Written instruction: Leaving the pictures aside, transcribe every line below exactly.

Input:
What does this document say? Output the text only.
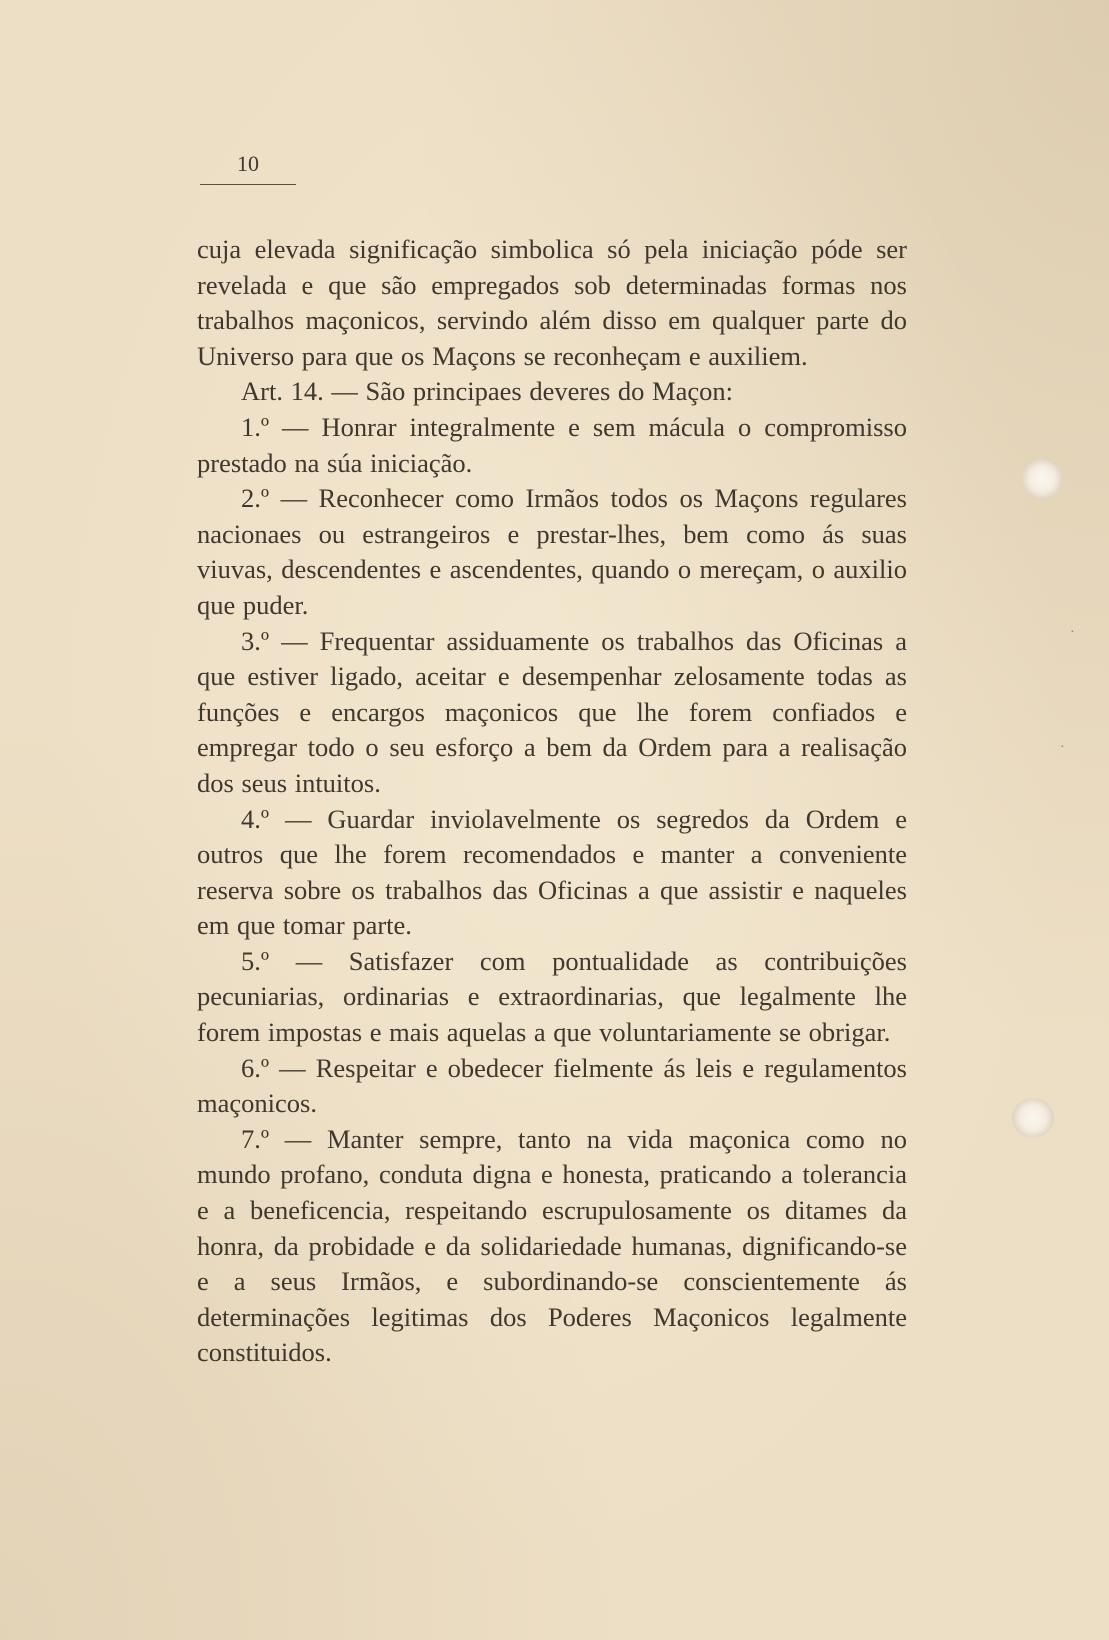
10

cuja elevada significação simbolica só pela iniciação póde ser revelada e que são empregados sob determinadas formas nos trabalhos maçonicos, servindo além disso em qualquer parte do Universo para que os Maçons se reconheçam e auxiliem.

Art. 14. — São principaes deveres do Maçon:

1.º — Honrar integralmente e sem mácula o compromisso prestado na súa iniciação.

2.º — Reconhecer como Irmãos todos os Maçons regulares nacionaes ou estrangeiros e prestar-lhes, bem como ás suas viuvas, descendentes e ascendentes, quando o mereçam, o auxilio que puder.

3.º — Frequentar assiduamente os trabalhos das Oficinas a que estiver ligado, aceitar e desempenhar zelosamente todas as funções e encargos maçonicos que lhe forem confiados e empregar todo o seu esforço a bem da Ordem para a realisação dos seus intuitos.

4.º — Guardar inviolavelmente os segredos da Ordem e outros que lhe forem recomendados e manter a conveniente reserva sobre os trabalhos das Oficinas a que assistir e naqueles em que tomar parte.

5.º — Satisfazer com pontualidade as contribuições pecuniarias, ordinarias e extraordinarias, que legalmente lhe forem impostas e mais aquelas a que voluntariamente se obrigar.

6.º — Respeitar e obedecer fielmente ás leis e regulamentos maçonicos.

7.º — Manter sempre, tanto na vida maçonica como no mundo profano, conduta digna e honesta, praticando a tolerancia e a beneficencia, respeitando escrupulosamente os ditames da honra, da probidade e da solidariedade humanas, dignificando-se e a seus Irmãos, e subordinando-se conscientemente ás determinações legitimas dos Poderes Maçonicos legalmente constituidos.

·
·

Problem solution:
What does this document say? Output the text only.
10

cuja elevada significação simbolica só pela iniciação póde ser revelada e que são empregados sob determinadas formas nos trabalhos maçonicos, servindo além disso em qualquer parte do Universo para que os Maçons se reconheçam e auxiliem.

Art. 14. — São principaes deveres do Maçon:

1.º — Honrar integralmente e sem mácula o compromisso prestado na súa iniciação.

2.º — Reconhecer como Irmãos todos os Maçons regulares nacionaes ou estrangeiros e prestar-lhes, bem como ás suas viuvas, descendentes e ascendentes, quando o mereçam, o auxilio que puder.

3.º — Frequentar assiduamente os trabalhos das Oficinas a que estiver ligado, aceitar e desempenhar zelosamente todas as funções e encargos maçonicos que lhe forem confiados e empregar todo o seu esforço a bem da Ordem para a realisação dos seus intuitos.

4.º — Guardar inviolavelmente os segredos da Ordem e outros que lhe forem recomendados e manter a conveniente reserva sobre os trabalhos das Oficinas a que assistir e naqueles em que tomar parte.

5.º — Satisfazer com pontualidade as contribuições pecuniarias, ordinarias e extraordinarias, que legalmente lhe forem impostas e mais aquelas a que voluntariamente se obrigar.

6.º — Respeitar e obedecer fielmente ás leis e regulamentos maçonicos.

7.º — Manter sempre, tanto na vida maçonica como no mundo profano, conduta digna e honesta, praticando a tolerancia e a beneficencia, respeitando escrupulosamente os ditames da honra, da probidade e da solidariedade humanas, dignificando-se e a seus Irmãos, e subordinando-se conscientemente ás determinações legitimas dos Poderes Maçonicos legalmente constituidos.

·
·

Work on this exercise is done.